Determine how many lines include "Convert". Give the number and nothing else.

Source records:
(begin)
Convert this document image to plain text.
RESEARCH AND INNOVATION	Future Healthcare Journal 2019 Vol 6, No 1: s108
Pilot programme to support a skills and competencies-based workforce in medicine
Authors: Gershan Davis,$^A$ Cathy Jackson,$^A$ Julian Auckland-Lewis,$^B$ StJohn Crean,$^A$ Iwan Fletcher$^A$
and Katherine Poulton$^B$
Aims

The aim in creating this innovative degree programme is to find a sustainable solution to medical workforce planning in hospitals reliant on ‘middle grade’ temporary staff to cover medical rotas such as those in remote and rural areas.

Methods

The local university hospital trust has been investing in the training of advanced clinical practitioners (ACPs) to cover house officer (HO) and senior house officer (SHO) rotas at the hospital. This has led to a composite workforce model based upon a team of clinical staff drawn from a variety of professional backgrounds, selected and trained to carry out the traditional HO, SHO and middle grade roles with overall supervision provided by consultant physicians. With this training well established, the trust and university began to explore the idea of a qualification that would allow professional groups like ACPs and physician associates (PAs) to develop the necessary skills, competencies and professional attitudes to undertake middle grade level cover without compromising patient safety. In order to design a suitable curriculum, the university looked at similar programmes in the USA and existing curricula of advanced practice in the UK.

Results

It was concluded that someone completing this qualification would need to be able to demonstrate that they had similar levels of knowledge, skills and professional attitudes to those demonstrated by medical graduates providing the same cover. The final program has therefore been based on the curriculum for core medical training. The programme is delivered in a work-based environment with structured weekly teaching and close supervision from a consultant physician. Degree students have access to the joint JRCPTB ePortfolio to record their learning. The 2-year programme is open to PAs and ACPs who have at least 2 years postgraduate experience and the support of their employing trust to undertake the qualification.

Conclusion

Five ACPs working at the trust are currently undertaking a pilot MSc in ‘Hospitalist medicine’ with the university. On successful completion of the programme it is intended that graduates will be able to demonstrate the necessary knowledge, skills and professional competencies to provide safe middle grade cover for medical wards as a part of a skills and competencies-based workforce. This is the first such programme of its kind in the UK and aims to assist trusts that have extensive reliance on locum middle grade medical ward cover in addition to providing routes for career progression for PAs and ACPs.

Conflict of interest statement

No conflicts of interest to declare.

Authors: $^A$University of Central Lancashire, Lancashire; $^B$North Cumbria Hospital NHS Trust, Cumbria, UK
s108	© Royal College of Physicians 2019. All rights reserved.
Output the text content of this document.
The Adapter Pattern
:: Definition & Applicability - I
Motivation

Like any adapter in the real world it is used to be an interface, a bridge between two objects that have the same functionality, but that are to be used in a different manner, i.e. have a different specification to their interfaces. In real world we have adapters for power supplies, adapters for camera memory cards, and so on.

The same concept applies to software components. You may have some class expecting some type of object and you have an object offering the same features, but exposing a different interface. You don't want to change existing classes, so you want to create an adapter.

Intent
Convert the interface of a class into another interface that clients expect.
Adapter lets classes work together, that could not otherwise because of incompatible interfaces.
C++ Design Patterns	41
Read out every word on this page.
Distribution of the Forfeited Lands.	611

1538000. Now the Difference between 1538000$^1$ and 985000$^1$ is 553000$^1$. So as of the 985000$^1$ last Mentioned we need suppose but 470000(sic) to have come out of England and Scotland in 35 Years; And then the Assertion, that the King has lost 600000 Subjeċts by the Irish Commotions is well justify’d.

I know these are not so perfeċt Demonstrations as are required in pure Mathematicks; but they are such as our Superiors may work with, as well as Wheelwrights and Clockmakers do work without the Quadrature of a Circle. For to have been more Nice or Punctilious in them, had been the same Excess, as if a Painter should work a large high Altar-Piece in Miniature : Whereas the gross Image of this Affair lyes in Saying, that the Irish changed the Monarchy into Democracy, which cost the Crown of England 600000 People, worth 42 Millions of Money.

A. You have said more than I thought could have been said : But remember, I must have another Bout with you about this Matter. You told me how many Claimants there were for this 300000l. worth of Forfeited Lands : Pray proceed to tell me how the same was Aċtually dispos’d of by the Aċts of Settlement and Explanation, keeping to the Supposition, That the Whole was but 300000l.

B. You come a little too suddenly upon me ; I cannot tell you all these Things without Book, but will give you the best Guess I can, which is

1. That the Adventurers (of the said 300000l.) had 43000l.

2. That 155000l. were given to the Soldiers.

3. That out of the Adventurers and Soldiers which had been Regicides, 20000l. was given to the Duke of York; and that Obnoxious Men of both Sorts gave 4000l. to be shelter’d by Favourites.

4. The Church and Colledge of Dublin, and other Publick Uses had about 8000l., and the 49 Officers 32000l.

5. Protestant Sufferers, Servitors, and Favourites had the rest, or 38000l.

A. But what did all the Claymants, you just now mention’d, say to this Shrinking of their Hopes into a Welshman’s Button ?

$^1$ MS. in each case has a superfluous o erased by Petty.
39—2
(end)
=== Exercise solution ===
2